Your instructions
Write the listing below out again exactly, dropping the images.
=== Provided data ===
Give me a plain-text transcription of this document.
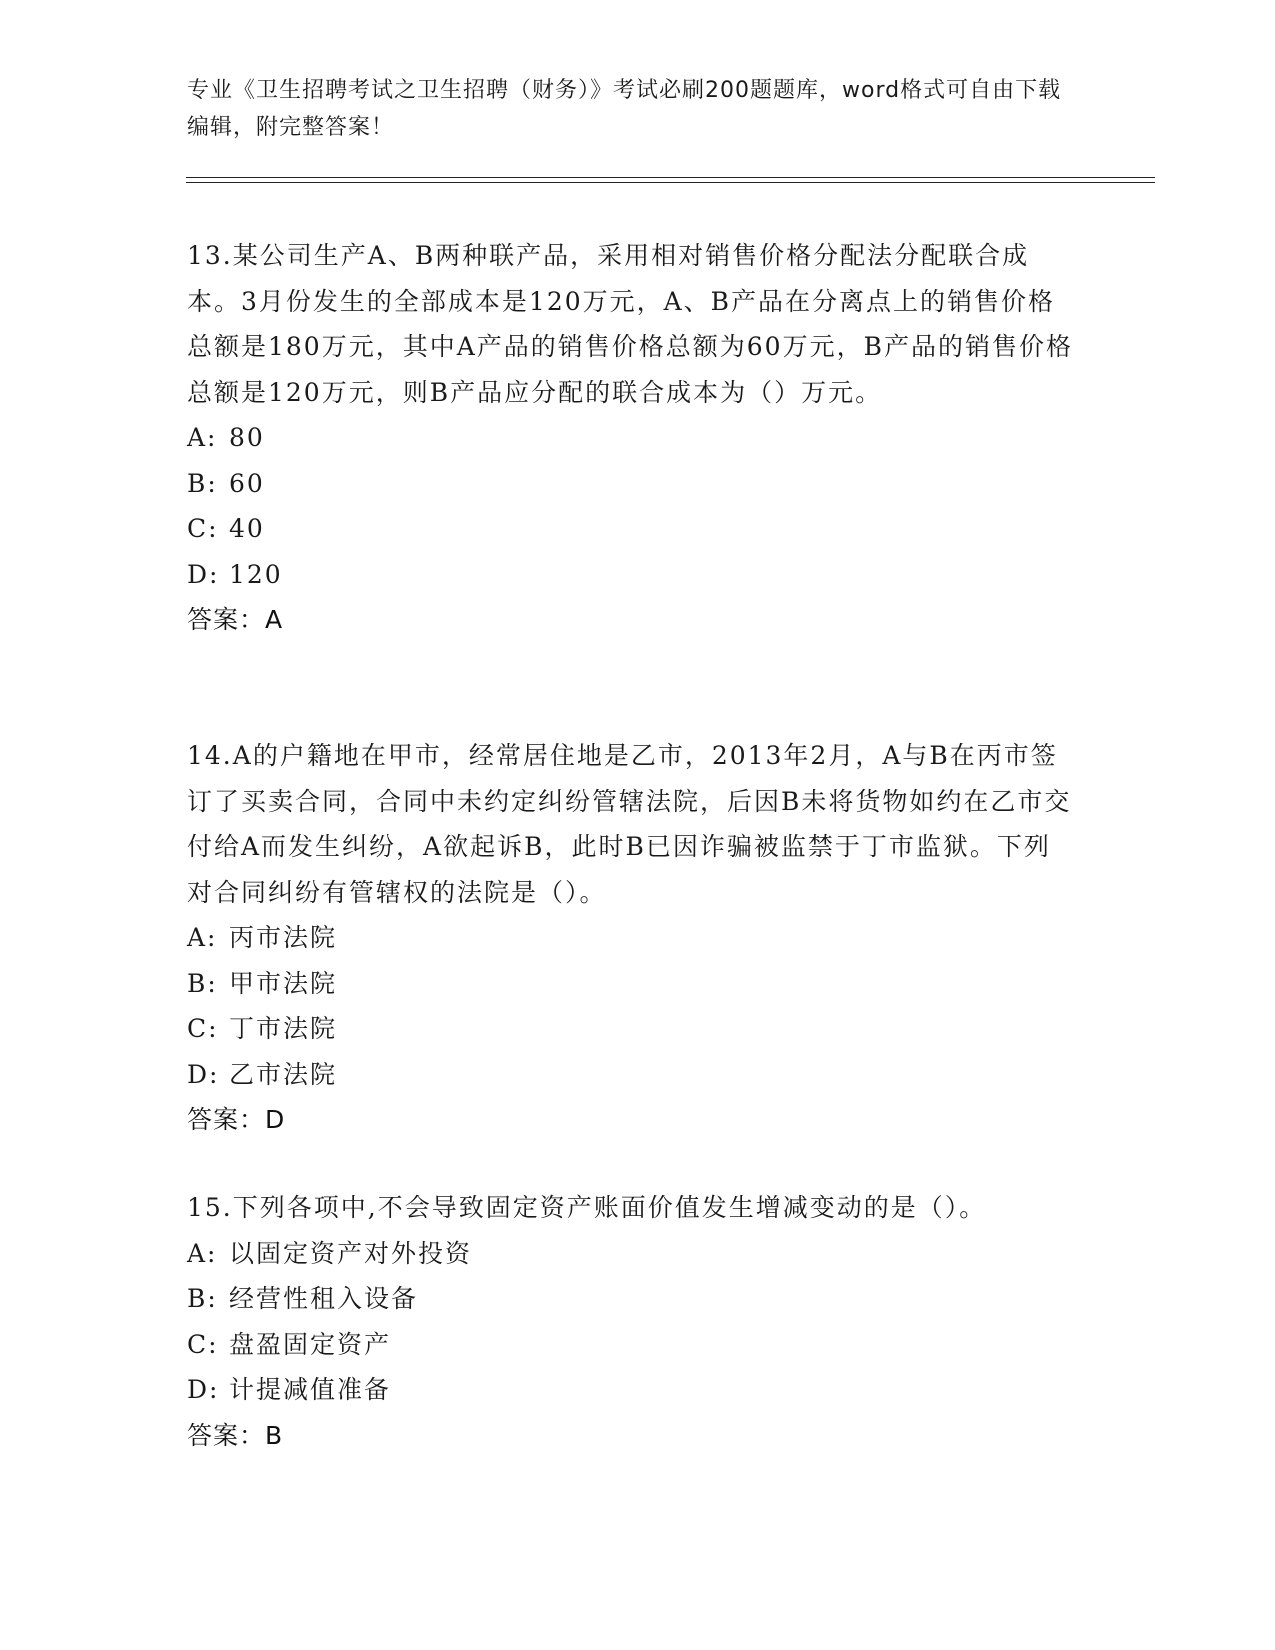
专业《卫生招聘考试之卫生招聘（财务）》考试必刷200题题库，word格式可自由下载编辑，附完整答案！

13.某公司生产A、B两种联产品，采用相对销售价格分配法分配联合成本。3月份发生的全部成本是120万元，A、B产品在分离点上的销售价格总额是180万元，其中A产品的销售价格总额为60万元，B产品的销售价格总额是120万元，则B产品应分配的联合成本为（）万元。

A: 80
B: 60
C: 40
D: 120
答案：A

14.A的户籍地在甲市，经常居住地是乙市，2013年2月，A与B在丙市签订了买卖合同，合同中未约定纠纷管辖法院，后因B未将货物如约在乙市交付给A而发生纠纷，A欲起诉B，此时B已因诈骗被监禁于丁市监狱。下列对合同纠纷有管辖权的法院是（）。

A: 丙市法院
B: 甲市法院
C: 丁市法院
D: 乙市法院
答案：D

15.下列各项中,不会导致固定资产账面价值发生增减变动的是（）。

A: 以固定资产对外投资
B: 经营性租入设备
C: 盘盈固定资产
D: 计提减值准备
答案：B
===
Final result
Give me a plain-text transcription of this document.
专业《卫生招聘考试之卫生招聘（财务）》考试必刷200题题库，word格式可自由下载编辑，附完整答案！

13.某公司生产A、B两种联产品，采用相对销售价格分配法分配联合成本。3月份发生的全部成本是120万元，A、B产品在分离点上的销售价格总额是180万元，其中A产品的销售价格总额为60万元，B产品的销售价格总额是120万元，则B产品应分配的联合成本为（）万元。

A: 80
B: 60
C: 40
D: 120
答案：A

14.A的户籍地在甲市，经常居住地是乙市，2013年2月，A与B在丙市签订了买卖合同，合同中未约定纠纷管辖法院，后因B未将货物如约在乙市交付给A而发生纠纷，A欲起诉B，此时B已因诈骗被监禁于丁市监狱。下列对合同纠纷有管辖权的法院是（）。

A: 丙市法院
B: 甲市法院
C: 丁市法院
D: 乙市法院
答案：D

15.下列各项中,不会导致固定资产账面价值发生增减变动的是（）。

A: 以固定资产对外投资
B: 经营性租入设备
C: 盘盈固定资产
D: 计提减值准备
答案：B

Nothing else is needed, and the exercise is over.